- **Given records**
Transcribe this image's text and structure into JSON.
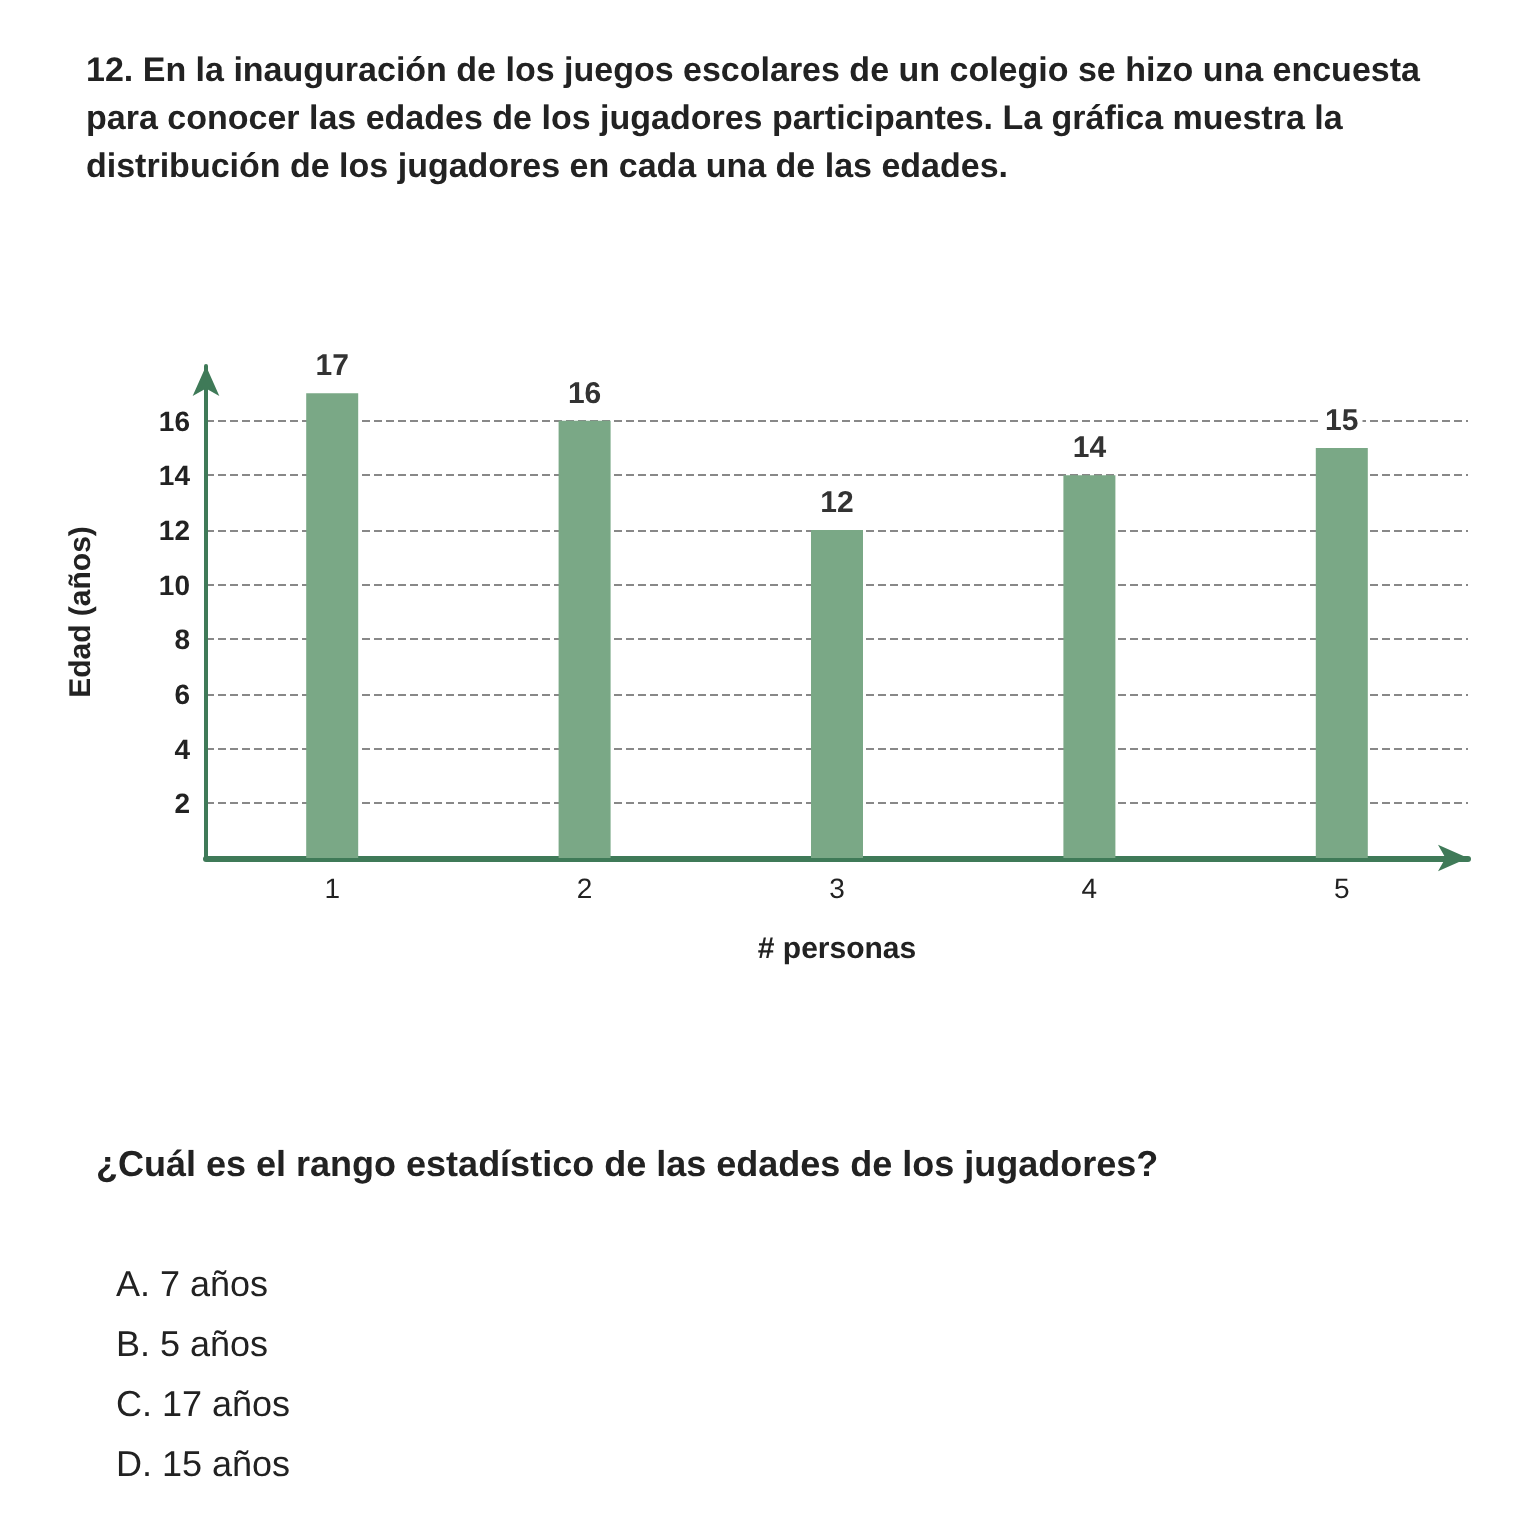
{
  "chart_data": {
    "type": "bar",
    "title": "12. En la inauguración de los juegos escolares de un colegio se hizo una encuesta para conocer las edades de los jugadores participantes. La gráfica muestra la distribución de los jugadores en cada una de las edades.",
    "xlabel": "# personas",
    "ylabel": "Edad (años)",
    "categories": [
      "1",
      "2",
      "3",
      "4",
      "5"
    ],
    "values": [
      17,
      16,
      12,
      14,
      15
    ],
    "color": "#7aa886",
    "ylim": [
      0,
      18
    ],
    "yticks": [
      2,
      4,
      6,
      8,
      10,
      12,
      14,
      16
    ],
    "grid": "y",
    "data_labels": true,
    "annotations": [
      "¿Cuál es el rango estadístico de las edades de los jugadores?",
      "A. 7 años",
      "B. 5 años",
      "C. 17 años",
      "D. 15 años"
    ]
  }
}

- **Set exercise**
Pick out all lines from the data above in which the word "jugadores" appears.

- **Output of the exercise**
    "title": "12. En la inauguración de los juegos escolares de un colegio se hizo una encuesta para conocer las edades de los jugadores participantes. La gráfica muestra la distribución de los jugadores en cada una de las edades.",
      "¿Cuál es el rango estadístico de las edades de los jugadores?",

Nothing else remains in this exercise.